▶ [DIRECTIONS]
Write the material out again in full, exactly.

[Start EXCERPTED DATA]

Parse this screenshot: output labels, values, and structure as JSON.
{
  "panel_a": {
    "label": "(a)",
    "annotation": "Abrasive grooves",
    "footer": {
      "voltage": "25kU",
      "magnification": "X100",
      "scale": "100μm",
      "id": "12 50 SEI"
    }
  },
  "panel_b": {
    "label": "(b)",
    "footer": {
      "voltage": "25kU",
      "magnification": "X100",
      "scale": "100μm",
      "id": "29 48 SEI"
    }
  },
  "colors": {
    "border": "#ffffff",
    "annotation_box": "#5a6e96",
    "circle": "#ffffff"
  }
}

[End EXCERPTED DATA]

▶ [SOLUTION TO THE EXERCISE]
Parse this screenshot: output labels, values, and structure as JSON.
{
  "panel_a": {
    "label": "(a)",
    "annotation": "Abrasive grooves",
    "footer": {
      "voltage": "25kU",
      "magnification": "X100",
      "scale": "100μm",
      "id": "12 50 SEI"
    }
  },
  "panel_b": {
    "label": "(b)",
    "footer": {
      "voltage": "25kU",
      "magnification": "X100",
      "scale": "100μm",
      "id": "29 48 SEI"
    }
  },
  "colors": {
    "border": "#ffffff",
    "annotation_box": "#5a6e96",
    "circle": "#ffffff"
  }
}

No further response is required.